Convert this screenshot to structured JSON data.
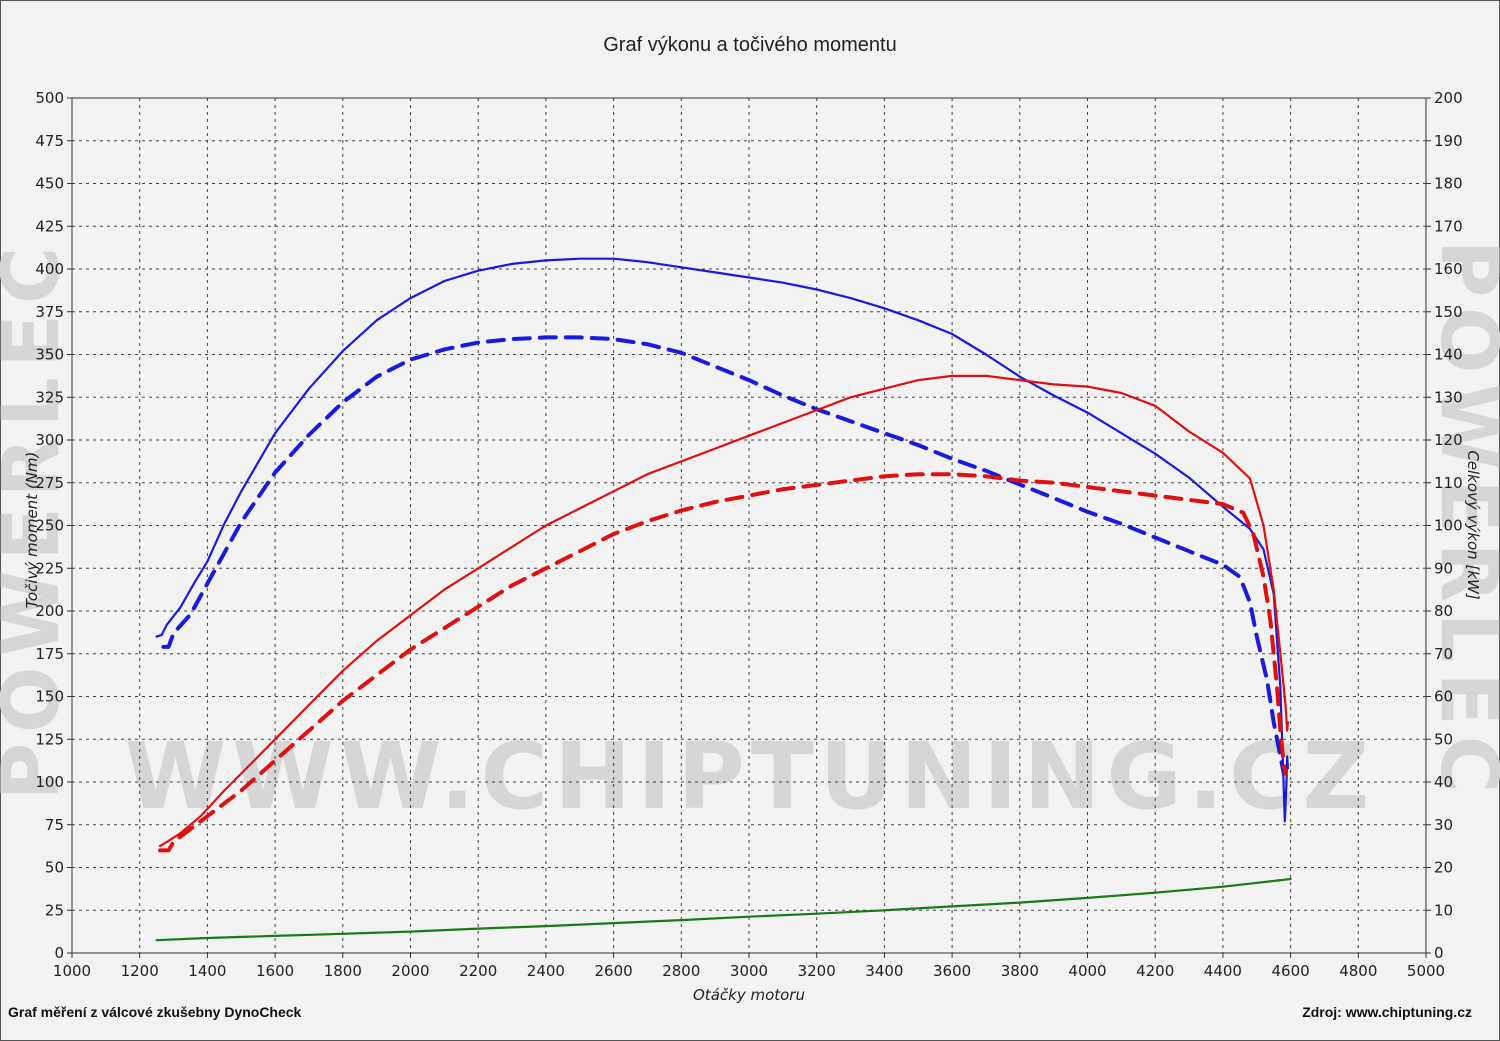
{
  "title": "Graf výkonu a točivého momentu",
  "footer": {
    "left": "Graf měření z válcové zkušebny DynoCheck",
    "right": "Zdroj: www.chiptuning.cz"
  },
  "watermark": {
    "url": "WWW.CHIPTUNING.CZ",
    "side": "POWERLEC"
  },
  "chart_data": {
    "type": "line",
    "title": "Graf výkonu a točivého momentu",
    "xlabel": "Otáčky motoru",
    "ylabel_left": "Točivý moment (Nm)",
    "ylabel_right": "Celkový výkon [kW]",
    "xlim": [
      1000,
      5000
    ],
    "x_ticks": [
      1000,
      1200,
      1400,
      1600,
      1800,
      2000,
      2200,
      2400,
      2600,
      2800,
      3000,
      3200,
      3400,
      3600,
      3800,
      4000,
      4200,
      4400,
      4600,
      4800,
      5000
    ],
    "ylim_left": [
      0,
      500
    ],
    "y_ticks_left": [
      0,
      25,
      50,
      75,
      100,
      125,
      150,
      175,
      200,
      225,
      250,
      275,
      300,
      325,
      350,
      375,
      400,
      425,
      450,
      475,
      500
    ],
    "ylim_right": [
      0,
      200
    ],
    "y_ticks_right": [
      0,
      10,
      20,
      30,
      40,
      50,
      60,
      70,
      80,
      90,
      100,
      110,
      120,
      130,
      140,
      150,
      160,
      170,
      180,
      190,
      200
    ],
    "grid": true,
    "colors": {
      "torque": "#1a1adc",
      "power": "#e01010",
      "loss": "#1a7a1a"
    },
    "series": [
      {
        "axis": "left",
        "color": "#1a1adc",
        "style": "solid",
        "points": [
          [
            1250,
            185
          ],
          [
            1265,
            186
          ],
          [
            1280,
            192
          ],
          [
            1320,
            202
          ],
          [
            1360,
            216
          ],
          [
            1400,
            229
          ],
          [
            1450,
            251
          ],
          [
            1500,
            270
          ],
          [
            1600,
            304
          ],
          [
            1700,
            330
          ],
          [
            1800,
            352
          ],
          [
            1900,
            370
          ],
          [
            2000,
            383
          ],
          [
            2100,
            393
          ],
          [
            2200,
            399
          ],
          [
            2300,
            403
          ],
          [
            2400,
            405
          ],
          [
            2500,
            406
          ],
          [
            2600,
            406
          ],
          [
            2700,
            404
          ],
          [
            2800,
            401
          ],
          [
            2900,
            398
          ],
          [
            3000,
            395
          ],
          [
            3100,
            392
          ],
          [
            3200,
            388
          ],
          [
            3300,
            383
          ],
          [
            3400,
            377
          ],
          [
            3500,
            370
          ],
          [
            3600,
            362
          ],
          [
            3700,
            350
          ],
          [
            3800,
            337
          ],
          [
            3900,
            326
          ],
          [
            4000,
            316
          ],
          [
            4100,
            304
          ],
          [
            4200,
            292
          ],
          [
            4300,
            278
          ],
          [
            4400,
            261
          ],
          [
            4480,
            248
          ],
          [
            4520,
            236
          ],
          [
            4550,
            210
          ],
          [
            4570,
            155
          ],
          [
            4580,
            95
          ],
          [
            4583,
            77
          ],
          [
            4588,
            100
          ],
          [
            4590,
            115
          ],
          [
            4592,
            108
          ]
        ]
      },
      {
        "axis": "left",
        "color": "#1a1adc",
        "style": "dashed",
        "points": [
          [
            1270,
            179
          ],
          [
            1285,
            179
          ],
          [
            1300,
            187
          ],
          [
            1350,
            198
          ],
          [
            1400,
            216
          ],
          [
            1500,
            252
          ],
          [
            1600,
            281
          ],
          [
            1700,
            303
          ],
          [
            1800,
            322
          ],
          [
            1900,
            337
          ],
          [
            2000,
            347
          ],
          [
            2100,
            353
          ],
          [
            2200,
            357
          ],
          [
            2300,
            359
          ],
          [
            2400,
            360
          ],
          [
            2500,
            360
          ],
          [
            2600,
            359
          ],
          [
            2700,
            356
          ],
          [
            2800,
            351
          ],
          [
            2900,
            343
          ],
          [
            3000,
            335
          ],
          [
            3100,
            326
          ],
          [
            3200,
            318
          ],
          [
            3300,
            311
          ],
          [
            3400,
            304
          ],
          [
            3500,
            297
          ],
          [
            3600,
            289
          ],
          [
            3700,
            282
          ],
          [
            3800,
            274
          ],
          [
            3900,
            266
          ],
          [
            4000,
            258
          ],
          [
            4100,
            251
          ],
          [
            4200,
            243
          ],
          [
            4300,
            235
          ],
          [
            4400,
            227
          ],
          [
            4450,
            220
          ],
          [
            4480,
            205
          ],
          [
            4500,
            185
          ],
          [
            4530,
            160
          ],
          [
            4550,
            135
          ],
          [
            4570,
            115
          ],
          [
            4580,
            105
          ]
        ]
      },
      {
        "axis": "right",
        "color": "#e01010",
        "style": "solid",
        "points": [
          [
            1260,
            25
          ],
          [
            1280,
            26
          ],
          [
            1320,
            28
          ],
          [
            1380,
            32
          ],
          [
            1450,
            38
          ],
          [
            1500,
            42
          ],
          [
            1600,
            50
          ],
          [
            1700,
            58
          ],
          [
            1800,
            66
          ],
          [
            1900,
            73
          ],
          [
            2000,
            79
          ],
          [
            2100,
            85
          ],
          [
            2200,
            90
          ],
          [
            2300,
            95
          ],
          [
            2400,
            100
          ],
          [
            2500,
            104
          ],
          [
            2600,
            108
          ],
          [
            2700,
            112
          ],
          [
            2800,
            115
          ],
          [
            2900,
            118
          ],
          [
            3000,
            121
          ],
          [
            3100,
            124
          ],
          [
            3200,
            127
          ],
          [
            3300,
            130
          ],
          [
            3400,
            132
          ],
          [
            3500,
            134
          ],
          [
            3600,
            135
          ],
          [
            3700,
            135
          ],
          [
            3800,
            134
          ],
          [
            3900,
            133
          ],
          [
            4000,
            132.5
          ],
          [
            4100,
            131
          ],
          [
            4200,
            128
          ],
          [
            4300,
            122
          ],
          [
            4400,
            117
          ],
          [
            4480,
            111
          ],
          [
            4520,
            100
          ],
          [
            4550,
            85
          ],
          [
            4570,
            70
          ],
          [
            4585,
            58
          ],
          [
            4590,
            52
          ],
          [
            4592,
            54
          ]
        ]
      },
      {
        "axis": "right",
        "color": "#e01010",
        "style": "dashed",
        "points": [
          [
            1260,
            24
          ],
          [
            1285,
            24
          ],
          [
            1300,
            26
          ],
          [
            1350,
            29
          ],
          [
            1400,
            32
          ],
          [
            1500,
            38
          ],
          [
            1600,
            45
          ],
          [
            1700,
            52
          ],
          [
            1800,
            59
          ],
          [
            1900,
            65
          ],
          [
            2000,
            71
          ],
          [
            2100,
            76
          ],
          [
            2200,
            81
          ],
          [
            2300,
            86
          ],
          [
            2400,
            90
          ],
          [
            2500,
            94
          ],
          [
            2600,
            98
          ],
          [
            2700,
            101
          ],
          [
            2800,
            103.5
          ],
          [
            2900,
            105.5
          ],
          [
            3000,
            107
          ],
          [
            3100,
            108.5
          ],
          [
            3200,
            109.5
          ],
          [
            3300,
            110.5
          ],
          [
            3400,
            111.5
          ],
          [
            3500,
            112
          ],
          [
            3600,
            112
          ],
          [
            3700,
            111.5
          ],
          [
            3800,
            110.5
          ],
          [
            3900,
            110
          ],
          [
            4000,
            109
          ],
          [
            4100,
            108
          ],
          [
            4200,
            107
          ],
          [
            4300,
            106
          ],
          [
            4400,
            105
          ],
          [
            4460,
            103
          ],
          [
            4490,
            98
          ],
          [
            4520,
            88
          ],
          [
            4540,
            78
          ],
          [
            4560,
            62
          ],
          [
            4570,
            52
          ],
          [
            4580,
            44
          ],
          [
            4585,
            42
          ]
        ]
      },
      {
        "axis": "right",
        "color": "#1a7a1a",
        "style": "solid",
        "points": [
          [
            1250,
            3
          ],
          [
            1400,
            3.5
          ],
          [
            1600,
            4
          ],
          [
            1800,
            4.5
          ],
          [
            2000,
            5
          ],
          [
            2200,
            5.7
          ],
          [
            2400,
            6.3
          ],
          [
            2600,
            7
          ],
          [
            2800,
            7.7
          ],
          [
            3000,
            8.5
          ],
          [
            3200,
            9.2
          ],
          [
            3400,
            10
          ],
          [
            3600,
            10.9
          ],
          [
            3800,
            11.8
          ],
          [
            4000,
            12.9
          ],
          [
            4200,
            14.1
          ],
          [
            4400,
            15.5
          ],
          [
            4600,
            17.3
          ]
        ]
      }
    ]
  }
}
• • •
• [Work to do]: Select from the material above each line in which the string "title" appears, and list those lines.

• [Problem solution]:
  "title": "Graf výkonu a točivého momentu",
    "title": "Graf výkonu a točivého momentu",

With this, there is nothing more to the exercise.